| RAW DATA |
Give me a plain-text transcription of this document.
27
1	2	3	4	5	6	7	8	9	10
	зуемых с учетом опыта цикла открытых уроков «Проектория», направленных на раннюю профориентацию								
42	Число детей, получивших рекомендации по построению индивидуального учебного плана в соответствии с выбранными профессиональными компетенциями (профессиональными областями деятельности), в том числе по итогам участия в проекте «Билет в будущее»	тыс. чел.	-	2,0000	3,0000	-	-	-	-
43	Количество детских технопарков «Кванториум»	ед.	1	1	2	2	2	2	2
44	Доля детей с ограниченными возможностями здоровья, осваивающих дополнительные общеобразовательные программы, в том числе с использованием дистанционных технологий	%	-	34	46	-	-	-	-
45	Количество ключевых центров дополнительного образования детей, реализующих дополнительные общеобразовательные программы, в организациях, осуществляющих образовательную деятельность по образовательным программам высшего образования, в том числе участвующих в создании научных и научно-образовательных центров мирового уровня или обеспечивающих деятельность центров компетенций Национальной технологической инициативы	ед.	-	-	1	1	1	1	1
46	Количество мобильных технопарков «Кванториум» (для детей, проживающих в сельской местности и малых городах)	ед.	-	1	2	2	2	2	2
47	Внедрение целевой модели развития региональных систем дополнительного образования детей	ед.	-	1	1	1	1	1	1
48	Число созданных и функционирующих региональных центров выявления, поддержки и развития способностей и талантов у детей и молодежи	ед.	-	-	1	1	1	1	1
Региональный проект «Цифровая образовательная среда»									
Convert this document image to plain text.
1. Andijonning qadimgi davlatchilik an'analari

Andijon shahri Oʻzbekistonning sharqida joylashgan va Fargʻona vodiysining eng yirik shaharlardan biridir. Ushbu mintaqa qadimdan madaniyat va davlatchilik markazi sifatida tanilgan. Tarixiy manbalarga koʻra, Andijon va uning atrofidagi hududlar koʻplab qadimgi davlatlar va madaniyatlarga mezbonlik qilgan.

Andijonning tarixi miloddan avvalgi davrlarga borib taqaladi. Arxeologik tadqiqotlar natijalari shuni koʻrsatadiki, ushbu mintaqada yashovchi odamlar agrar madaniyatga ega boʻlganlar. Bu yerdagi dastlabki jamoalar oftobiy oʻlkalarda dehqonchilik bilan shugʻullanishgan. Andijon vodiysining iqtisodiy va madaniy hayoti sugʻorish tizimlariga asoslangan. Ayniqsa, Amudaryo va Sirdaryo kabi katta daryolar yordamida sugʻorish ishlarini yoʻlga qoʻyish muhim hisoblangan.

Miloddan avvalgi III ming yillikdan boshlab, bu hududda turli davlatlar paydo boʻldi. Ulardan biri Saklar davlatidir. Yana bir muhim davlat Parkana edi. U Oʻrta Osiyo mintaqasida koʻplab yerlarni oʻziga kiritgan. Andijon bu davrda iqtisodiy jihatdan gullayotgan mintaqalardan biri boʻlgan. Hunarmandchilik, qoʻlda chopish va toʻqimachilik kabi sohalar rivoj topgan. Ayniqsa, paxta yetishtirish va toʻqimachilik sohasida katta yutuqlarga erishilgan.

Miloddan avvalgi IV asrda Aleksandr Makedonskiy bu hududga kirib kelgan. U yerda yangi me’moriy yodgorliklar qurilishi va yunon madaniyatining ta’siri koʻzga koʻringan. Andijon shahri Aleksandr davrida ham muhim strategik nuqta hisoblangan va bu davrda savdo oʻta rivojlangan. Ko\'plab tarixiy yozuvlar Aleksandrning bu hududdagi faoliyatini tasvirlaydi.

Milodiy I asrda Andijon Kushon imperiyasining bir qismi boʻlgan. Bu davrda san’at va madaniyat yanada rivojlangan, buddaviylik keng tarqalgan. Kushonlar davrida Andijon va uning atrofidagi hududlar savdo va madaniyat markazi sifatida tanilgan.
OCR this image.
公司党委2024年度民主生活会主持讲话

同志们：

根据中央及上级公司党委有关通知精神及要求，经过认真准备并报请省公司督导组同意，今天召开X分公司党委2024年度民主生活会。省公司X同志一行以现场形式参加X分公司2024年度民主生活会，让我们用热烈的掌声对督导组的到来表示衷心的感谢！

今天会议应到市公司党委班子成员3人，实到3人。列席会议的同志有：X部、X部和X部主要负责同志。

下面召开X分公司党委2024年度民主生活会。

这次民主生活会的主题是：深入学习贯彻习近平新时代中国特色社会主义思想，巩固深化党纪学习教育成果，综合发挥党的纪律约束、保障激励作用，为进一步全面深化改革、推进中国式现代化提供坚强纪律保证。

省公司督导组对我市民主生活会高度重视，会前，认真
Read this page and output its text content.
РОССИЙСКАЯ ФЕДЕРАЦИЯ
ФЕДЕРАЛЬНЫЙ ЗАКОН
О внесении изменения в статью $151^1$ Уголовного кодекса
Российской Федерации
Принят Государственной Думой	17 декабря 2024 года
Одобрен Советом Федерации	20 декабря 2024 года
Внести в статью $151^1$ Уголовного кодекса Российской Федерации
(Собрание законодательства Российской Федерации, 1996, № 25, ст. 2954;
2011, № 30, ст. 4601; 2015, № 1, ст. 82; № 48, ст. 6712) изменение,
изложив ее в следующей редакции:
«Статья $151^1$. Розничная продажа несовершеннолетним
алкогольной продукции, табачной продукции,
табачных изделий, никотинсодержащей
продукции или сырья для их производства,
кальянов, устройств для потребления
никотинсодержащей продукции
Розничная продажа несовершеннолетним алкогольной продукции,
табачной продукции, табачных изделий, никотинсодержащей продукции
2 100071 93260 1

| WORK INSTRUCTIONS |
State how many lines of the listing hold the string "развития"; reply with the number and nothing else.

| THE ANSWER |
2